— start of Material provided —

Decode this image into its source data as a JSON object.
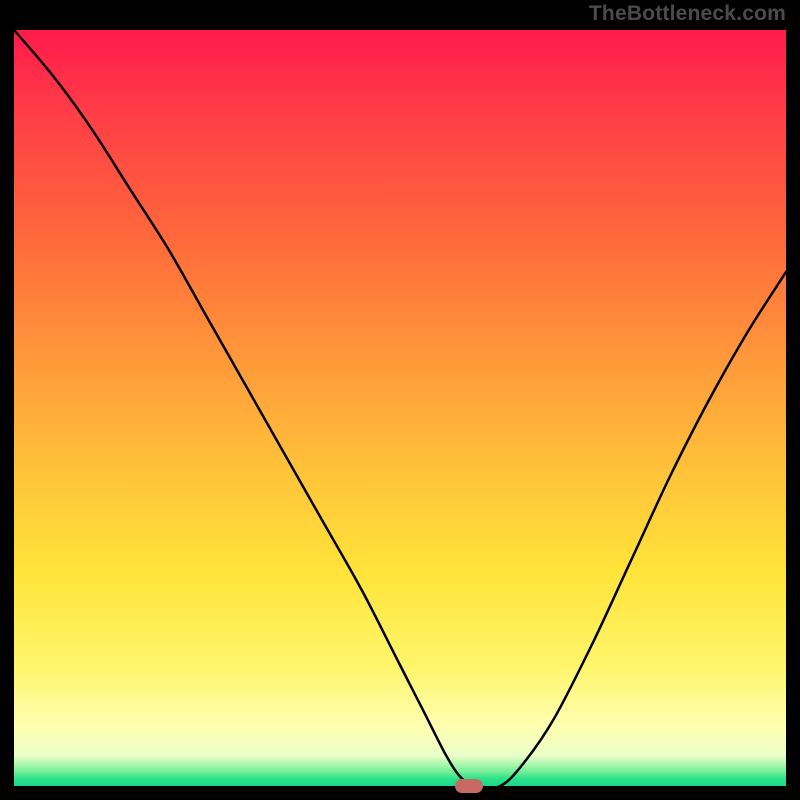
{
  "watermark": "TheBottleneck.com",
  "chart_data": {
    "type": "line",
    "title": "",
    "xlabel": "",
    "ylabel": "",
    "xlim": [
      0,
      100
    ],
    "ylim": [
      0,
      100
    ],
    "grid": false,
    "legend": false,
    "background_gradient": {
      "direction": "vertical",
      "stops": [
        {
          "pos": 0,
          "color": "#ff1a4a"
        },
        {
          "pos": 28,
          "color": "#ff6a3a"
        },
        {
          "pos": 58,
          "color": "#ffc23a"
        },
        {
          "pos": 84,
          "color": "#fff56a"
        },
        {
          "pos": 96,
          "color": "#eaffc8"
        },
        {
          "pos": 100,
          "color": "#17d88a"
        }
      ]
    },
    "series": [
      {
        "name": "bottleneck-curve",
        "color": "#000000",
        "stroke_width": 2.5,
        "x": [
          0,
          5,
          10,
          15,
          20,
          25,
          30,
          35,
          40,
          45,
          50,
          53,
          56,
          58,
          60,
          63,
          66,
          70,
          75,
          80,
          85,
          90,
          95,
          100
        ],
        "y": [
          100,
          94,
          87,
          79,
          71,
          62,
          53,
          44,
          35,
          26,
          16,
          10,
          4,
          1,
          0,
          0,
          3,
          9,
          19,
          30,
          41,
          51,
          60,
          68
        ]
      }
    ],
    "marker": {
      "name": "optimal-point",
      "x": 59,
      "y": 0,
      "color": "#c86a64",
      "shape": "rounded-rect"
    }
  }
}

— end of Material provided —

Stated exercise:
Exclude the pictures. Write out the remaining data exactly.

Problem solution:
Decode this image into its source data as a JSON object.
{
  "watermark": "TheBottleneck.com",
  "chart_data": {
    "type": "line",
    "title": "",
    "xlabel": "",
    "ylabel": "",
    "xlim": [
      0,
      100
    ],
    "ylim": [
      0,
      100
    ],
    "grid": false,
    "legend": false,
    "background_gradient": {
      "direction": "vertical",
      "stops": [
        {
          "pos": 0,
          "color": "#ff1a4a"
        },
        {
          "pos": 28,
          "color": "#ff6a3a"
        },
        {
          "pos": 58,
          "color": "#ffc23a"
        },
        {
          "pos": 84,
          "color": "#fff56a"
        },
        {
          "pos": 96,
          "color": "#eaffc8"
        },
        {
          "pos": 100,
          "color": "#17d88a"
        }
      ]
    },
    "series": [
      {
        "name": "bottleneck-curve",
        "color": "#000000",
        "stroke_width": 2.5,
        "x": [
          0,
          5,
          10,
          15,
          20,
          25,
          30,
          35,
          40,
          45,
          50,
          53,
          56,
          58,
          60,
          63,
          66,
          70,
          75,
          80,
          85,
          90,
          95,
          100
        ],
        "y": [
          100,
          94,
          87,
          79,
          71,
          62,
          53,
          44,
          35,
          26,
          16,
          10,
          4,
          1,
          0,
          0,
          3,
          9,
          19,
          30,
          41,
          51,
          60,
          68
        ]
      }
    ],
    "marker": {
      "name": "optimal-point",
      "x": 59,
      "y": 0,
      "color": "#c86a64",
      "shape": "rounded-rect"
    }
  }
}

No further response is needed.